Exercise brief - Copy all the entries word for word, but omit the pictures.
* begin Recorded data *
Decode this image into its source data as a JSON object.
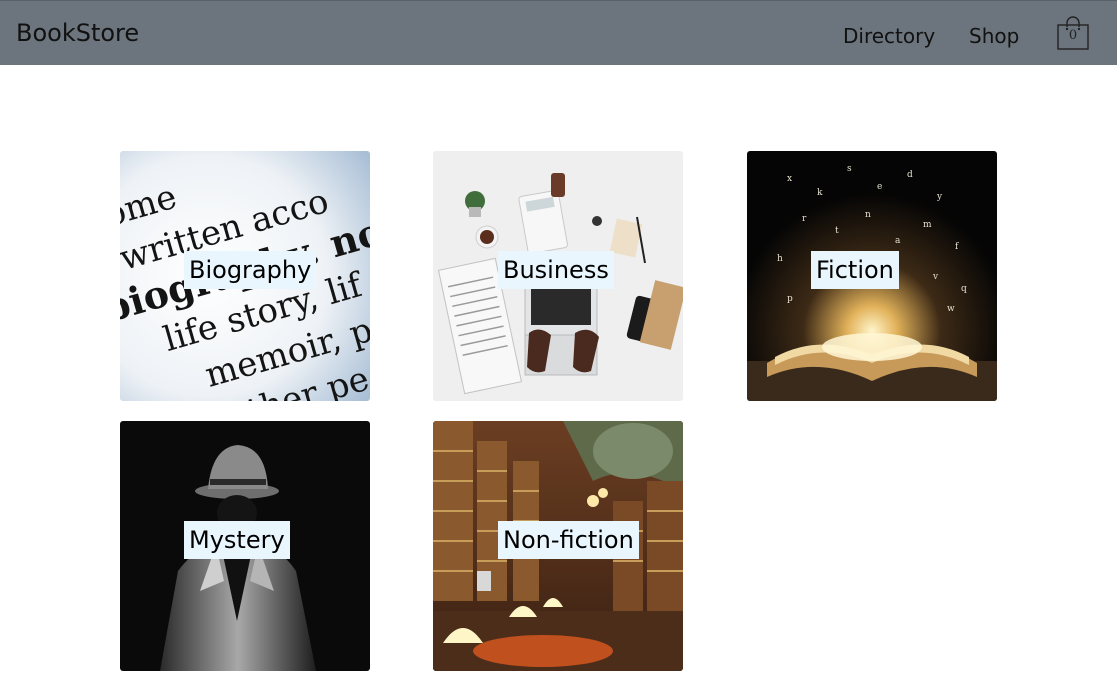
{
  "navbar": {
    "brand": "BookStore",
    "links": [
      "Directory",
      "Shop"
    ],
    "cart_count": "0"
  },
  "categories": [
    {
      "label": "Biography",
      "image_text": [
        "some",
        "written acco",
        "biography. no",
        "life story, lif",
        "memoir, pr",
        "other pe"
      ]
    },
    {
      "label": "Business"
    },
    {
      "label": "Fiction"
    },
    {
      "label": "Mystery"
    },
    {
      "label": "Non-fiction"
    }
  ]
}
* end Recorded data *
Written response -
Decode this image into its source data as a JSON object.
{
  "navbar": {
    "brand": "BookStore",
    "links": [
      "Directory",
      "Shop"
    ],
    "cart_count": "0"
  },
  "categories": [
    {
      "label": "Biography",
      "image_text": [
        "some",
        "written acco",
        "biography. no",
        "life story, lif",
        "memoir, pr",
        "other pe"
      ]
    },
    {
      "label": "Business"
    },
    {
      "label": "Fiction"
    },
    {
      "label": "Mystery"
    },
    {
      "label": "Non-fiction"
    }
  ]
}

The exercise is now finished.